* Work to be completed *
Pick out every line in the data below that contains the string "text" and copy each one in full.

* Data rows *
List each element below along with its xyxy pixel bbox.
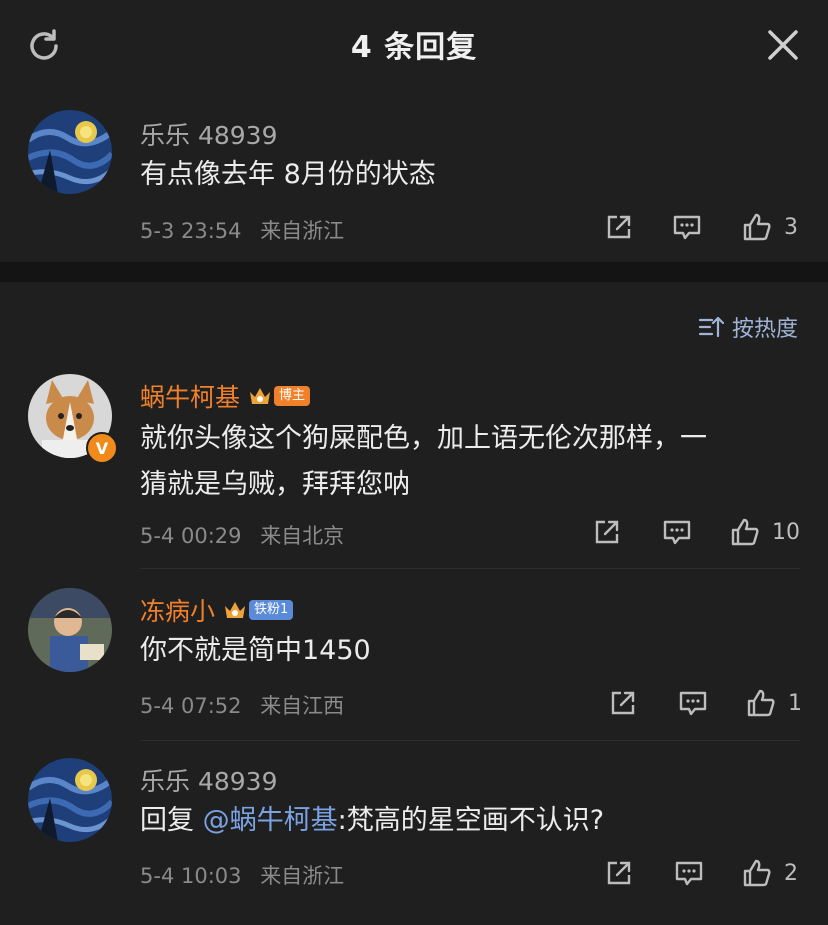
comment-text: 就你头像这个狗屎配色，加上语无伦次那样，一 猜就是乌贼，拜拜您呐 (140, 416, 790, 508)
like-icon[interactable] (730, 517, 760, 547)
badge-label: 铁粉1 (249, 600, 294, 620)
comment-icon[interactable] (672, 212, 702, 242)
verified-badge: V (86, 432, 118, 464)
sort-label: 按热度 (731, 317, 798, 342)
username-row: 冻病小 铁粉1 (140, 592, 294, 628)
like-icon[interactable] (742, 858, 772, 888)
share-icon[interactable] (604, 212, 634, 242)
avatar[interactable] (28, 588, 112, 672)
comment-text: 有点像去年 8月份的状态 (140, 159, 436, 190)
comment-text: 你不就是简中1450 (140, 635, 371, 666)
like-icon[interactable] (742, 212, 772, 242)
share-icon[interactable] (604, 858, 634, 888)
divider (140, 568, 800, 569)
like-count: 10 (772, 520, 800, 545)
avatar[interactable] (28, 758, 112, 842)
dialog-header: 4 条回复 (0, 0, 828, 90)
sort-button[interactable]: 按热度 (698, 312, 798, 342)
mention-link[interactable]: @蜗牛柯基 (203, 805, 338, 836)
comment-text-line: 就你头像这个狗屎配色，加上语无伦次那样，一 (140, 423, 707, 454)
crown-icon (225, 602, 246, 618)
comment-text: 回复 @蜗牛柯基:梵高的星空画不认识? (140, 798, 790, 844)
badge-label: 博主 (274, 386, 311, 406)
starry-night-avatar-image (28, 758, 112, 842)
share-icon[interactable] (608, 688, 638, 718)
child-avatar-image (28, 588, 112, 672)
avatar[interactable] (28, 110, 112, 194)
comment-actions: 1 (0, 688, 828, 722)
username[interactable]: 乐乐 48939 (140, 762, 277, 798)
username[interactable]: 乐乐 48939 (140, 116, 277, 152)
like-icon[interactable] (746, 688, 776, 718)
sort-icon (698, 316, 724, 338)
like-count: 3 (784, 215, 798, 240)
like-count: 1 (788, 691, 802, 716)
comment-actions: 10 (0, 517, 828, 551)
comment-icon[interactable] (678, 688, 708, 718)
like-count: 2 (784, 861, 798, 886)
reply-prefix: 回复 (140, 805, 203, 836)
username-row: 蜗牛柯基 博主 (140, 378, 311, 414)
crown-icon (250, 388, 271, 404)
username[interactable]: 冻病小 (140, 592, 215, 628)
username[interactable]: 蜗牛柯基 (140, 378, 240, 414)
close-icon[interactable] (766, 28, 800, 62)
share-icon[interactable] (592, 517, 622, 547)
comment-text-line: 猜就是乌贼，拜拜您呐 (140, 469, 410, 500)
starry-night-avatar-image (28, 110, 112, 194)
blogger-badge: 博主 (248, 384, 311, 408)
comment-icon[interactable] (662, 517, 692, 547)
comment-icon[interactable] (674, 858, 704, 888)
fan-badge: 铁粉1 (223, 598, 294, 622)
reply-text: :梵高的星空画不认识? (337, 805, 605, 836)
section-divider (0, 262, 828, 282)
page-title: 4 条回复 (350, 30, 478, 65)
divider (140, 740, 800, 741)
comment-actions: 3 (0, 212, 828, 246)
comment-actions: 2 (0, 858, 828, 892)
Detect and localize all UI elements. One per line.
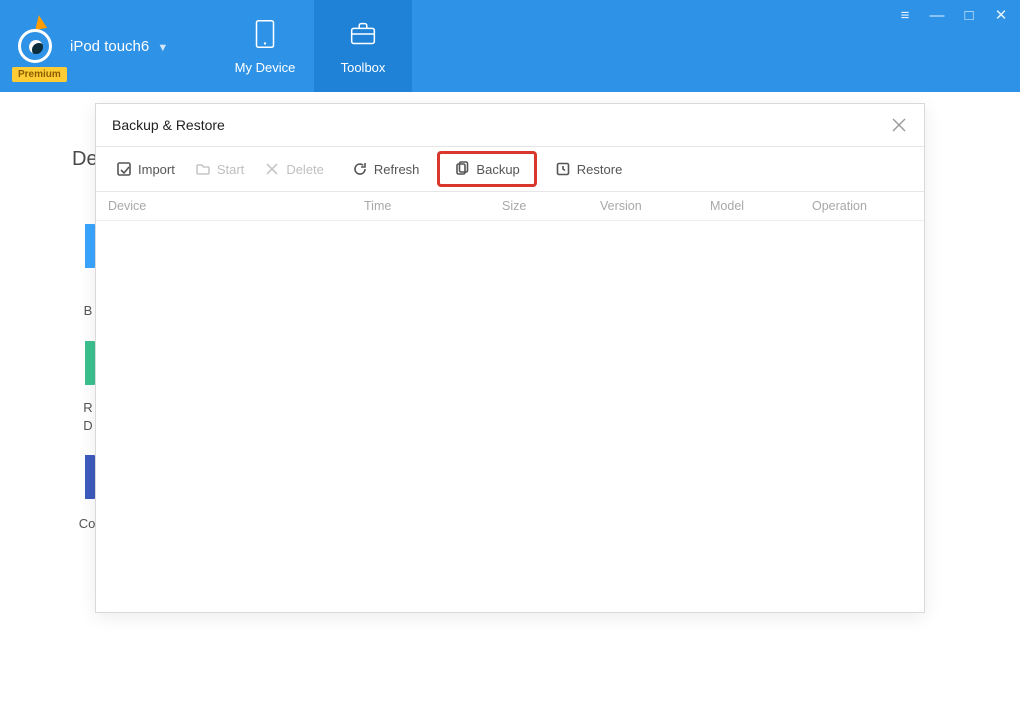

* Solution to this problem *
comment-text: 就你头像这个狗屎配色，加上语无伦次那样，一 猜就是乌贼，拜拜您呐 (140, 416, 790, 508)
comment-text: 有点像去年 8月份的状态 (140, 159, 436, 190)
comment-text: 你不就是简中1450 (140, 635, 371, 666)
comment-text-line: 就你头像这个狗屎配色，加上语无伦次那样，一 (140, 423, 707, 454)
comment-text: 回复 @蜗牛柯基:梵高的星空画不认识? (140, 798, 790, 844)
comment-text-line: 猜就是乌贼，拜拜您呐 (140, 469, 410, 500)
reply-text: :梵高的星空画不认识? (337, 805, 605, 836)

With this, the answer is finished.